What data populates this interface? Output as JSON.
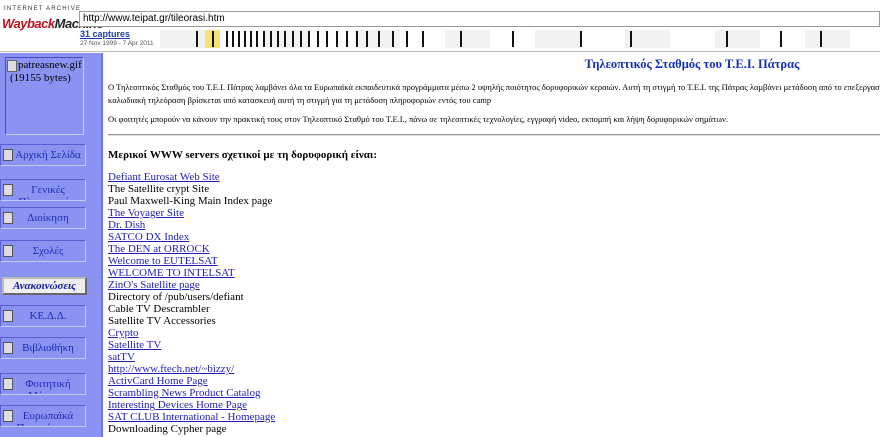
{
  "wayback": {
    "logo_top": "INTERNET ARCHIVE",
    "logo_wayback": "Wayback",
    "logo_machine": "Machine",
    "url": "http://www.teipat.gr/tileorasi.htm",
    "captures": "31 captures",
    "range": "27 Nov 1999 - 7 Apr 2011"
  },
  "nav": {
    "logo_alt_line1": "patreasnew.gif",
    "logo_alt_line2": "(19155 bytes)",
    "items": [
      {
        "label": "Αρχική Σελίδα"
      },
      {
        "label": "Γενικές Πληροφορίες"
      },
      {
        "label": "Διοίκηση"
      },
      {
        "label": "Σχολές"
      },
      {
        "label": "Ανακοινώσεις"
      },
      {
        "label": "ΚΕ.Δ.Δ."
      },
      {
        "label": "Βιβλιοθήκη"
      },
      {
        "label": "Φοιτητική Μέριμνα"
      },
      {
        "label": "Ευρωπαϊκά Προγράμματα"
      }
    ]
  },
  "main": {
    "title": "Τηλεοπτικός Σταθμός του Τ.Ε.Ι. Πάτρας",
    "intro": "Ο Τηλεοπτικός Σταθμός του Τ.Ε.Ι. Πάτρας λαμβάνει όλα τα Ευρωπαϊκά εκπαιδευτικά προγράμματα μέσω 2 υψηλής ποιότητος δορυφορικών κεραιών. Αυτή τη στιγμή το Τ.Ε.Ι. της Πάτρας λαμβάνει μετάδοση από το επεξεργασία τηλεοπτικών προγραμμάτων και τοπικής ραδιοφωνίας εκπαιδευτικών προγραμμάτων. Η καλωδιακή τηλεόραση βρίσκεται υπό κατασκευή αυτή τη στιγμή για τη μετάδοση πληροφοριών εντός του camp",
    "students": "Οι φοιτητές μπορούν να κάνουν την πρακτική τους στον Τηλεοπτικό Σταθμό του Τ.Ε.Ι., πάνω σε   τηλεοπτικές τεχνολογίες, εγγραφή video, εκπομπή και λήψη δορυφορικών σημάτων.",
    "links_heading": "Μερικοί WWW servers σχετικοί με τη δορυφορική είναι:",
    "links": [
      {
        "text": "Defiant Eurosat Web Site",
        "link": true
      },
      {
        "text": "The Satellite crypt Site",
        "link": false
      },
      {
        "text": "Paul Maxwell-King Main Index page",
        "link": false
      },
      {
        "text": "The Voyager Site",
        "link": true
      },
      {
        "text": "Dr. Dish",
        "link": true
      },
      {
        "text": "SATCO DX Index",
        "link": true
      },
      {
        "text": "The DEN at ORROCK",
        "link": true
      },
      {
        "text": "Welcome to EUTELSAT",
        "link": true
      },
      {
        "text": "WELCOME TO INTELSAT",
        "link": true
      },
      {
        "text": "ZinO's Satellite page",
        "link": true
      },
      {
        "text": "Directory of /pub/users/defiant",
        "link": false
      },
      {
        "text": "Cable TV Descrambler",
        "link": false
      },
      {
        "text": "Satellite TV Accessories",
        "link": false
      },
      {
        "text": "Crypto",
        "link": true
      },
      {
        "text": "Satellite TV",
        "link": true
      },
      {
        "text": "satTV",
        "link": true
      },
      {
        "text": "http://www.ftech.net/~bizzy/",
        "link": true
      },
      {
        "text": "ActivCard Home Page",
        "link": true
      },
      {
        "text": "Scrambling News Product Catalog",
        "link": true
      },
      {
        "text": "Interesting Devices Home Page",
        "link": true
      },
      {
        "text": "SAT CLUB International - Homepage",
        "link": true
      },
      {
        "text": "Downloading Cypher page",
        "link": false
      }
    ]
  },
  "colors": {
    "nav_bg": "#8b93f2",
    "title": "#1530b8",
    "link": "#1f1fb0",
    "wayback_red": "#b5121b"
  }
}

• [Exercise prompt]:
Print every entry above again without changing a word, and omit the pictures.

• [Complete answer]:
What data populates this interface? Output as JSON.
{
  "wayback": {
    "logo_top": "INTERNET ARCHIVE",
    "logo_wayback": "Wayback",
    "logo_machine": "Machine",
    "url": "http://www.teipat.gr/tileorasi.htm",
    "captures": "31 captures",
    "range": "27 Nov 1999 - 7 Apr 2011"
  },
  "nav": {
    "logo_alt_line1": "patreasnew.gif",
    "logo_alt_line2": "(19155 bytes)",
    "items": [
      {
        "label": "Αρχική Σελίδα"
      },
      {
        "label": "Γενικές Πληροφορίες"
      },
      {
        "label": "Διοίκηση"
      },
      {
        "label": "Σχολές"
      },
      {
        "label": "Ανακοινώσεις"
      },
      {
        "label": "ΚΕ.Δ.Δ."
      },
      {
        "label": "Βιβλιοθήκη"
      },
      {
        "label": "Φοιτητική Μέριμνα"
      },
      {
        "label": "Ευρωπαϊκά Προγράμματα"
      }
    ]
  },
  "main": {
    "title": "Τηλεοπτικός Σταθμός του Τ.Ε.Ι. Πάτρας",
    "intro": "Ο Τηλεοπτικός Σταθμός του Τ.Ε.Ι. Πάτρας λαμβάνει όλα τα Ευρωπαϊκά εκπαιδευτικά προγράμματα μέσω 2 υψηλής ποιότητος δορυφορικών κεραιών. Αυτή τη στιγμή το Τ.Ε.Ι. της Πάτρας λαμβάνει μετάδοση από το επεξεργασία τηλεοπτικών προγραμμάτων και τοπικής ραδιοφωνίας εκπαιδευτικών προγραμμάτων. Η καλωδιακή τηλεόραση βρίσκεται υπό κατασκευή αυτή τη στιγμή για τη μετάδοση πληροφοριών εντός του camp",
    "students": "Οι φοιτητές μπορούν να κάνουν την πρακτική τους στον Τηλεοπτικό Σταθμό του Τ.Ε.Ι., πάνω σε   τηλεοπτικές τεχνολογίες, εγγραφή video, εκπομπή και λήψη δορυφορικών σημάτων.",
    "links_heading": "Μερικοί WWW servers σχετικοί με τη δορυφορική είναι:",
    "links": [
      {
        "text": "Defiant Eurosat Web Site",
        "link": true
      },
      {
        "text": "The Satellite crypt Site",
        "link": false
      },
      {
        "text": "Paul Maxwell-King Main Index page",
        "link": false
      },
      {
        "text": "The Voyager Site",
        "link": true
      },
      {
        "text": "Dr. Dish",
        "link": true
      },
      {
        "text": "SATCO DX Index",
        "link": true
      },
      {
        "text": "The DEN at ORROCK",
        "link": true
      },
      {
        "text": "Welcome to EUTELSAT",
        "link": true
      },
      {
        "text": "WELCOME TO INTELSAT",
        "link": true
      },
      {
        "text": "ZinO's Satellite page",
        "link": true
      },
      {
        "text": "Directory of /pub/users/defiant",
        "link": false
      },
      {
        "text": "Cable TV Descrambler",
        "link": false
      },
      {
        "text": "Satellite TV Accessories",
        "link": false
      },
      {
        "text": "Crypto",
        "link": true
      },
      {
        "text": "Satellite TV",
        "link": true
      },
      {
        "text": "satTV",
        "link": true
      },
      {
        "text": "http://www.ftech.net/~bizzy/",
        "link": true
      },
      {
        "text": "ActivCard Home Page",
        "link": true
      },
      {
        "text": "Scrambling News Product Catalog",
        "link": true
      },
      {
        "text": "Interesting Devices Home Page",
        "link": true
      },
      {
        "text": "SAT CLUB International - Homepage",
        "link": true
      },
      {
        "text": "Downloading Cypher page",
        "link": false
      }
    ]
  },
  "colors": {
    "nav_bg": "#8b93f2",
    "title": "#1530b8",
    "link": "#1f1fb0",
    "wayback_red": "#b5121b"
  }
}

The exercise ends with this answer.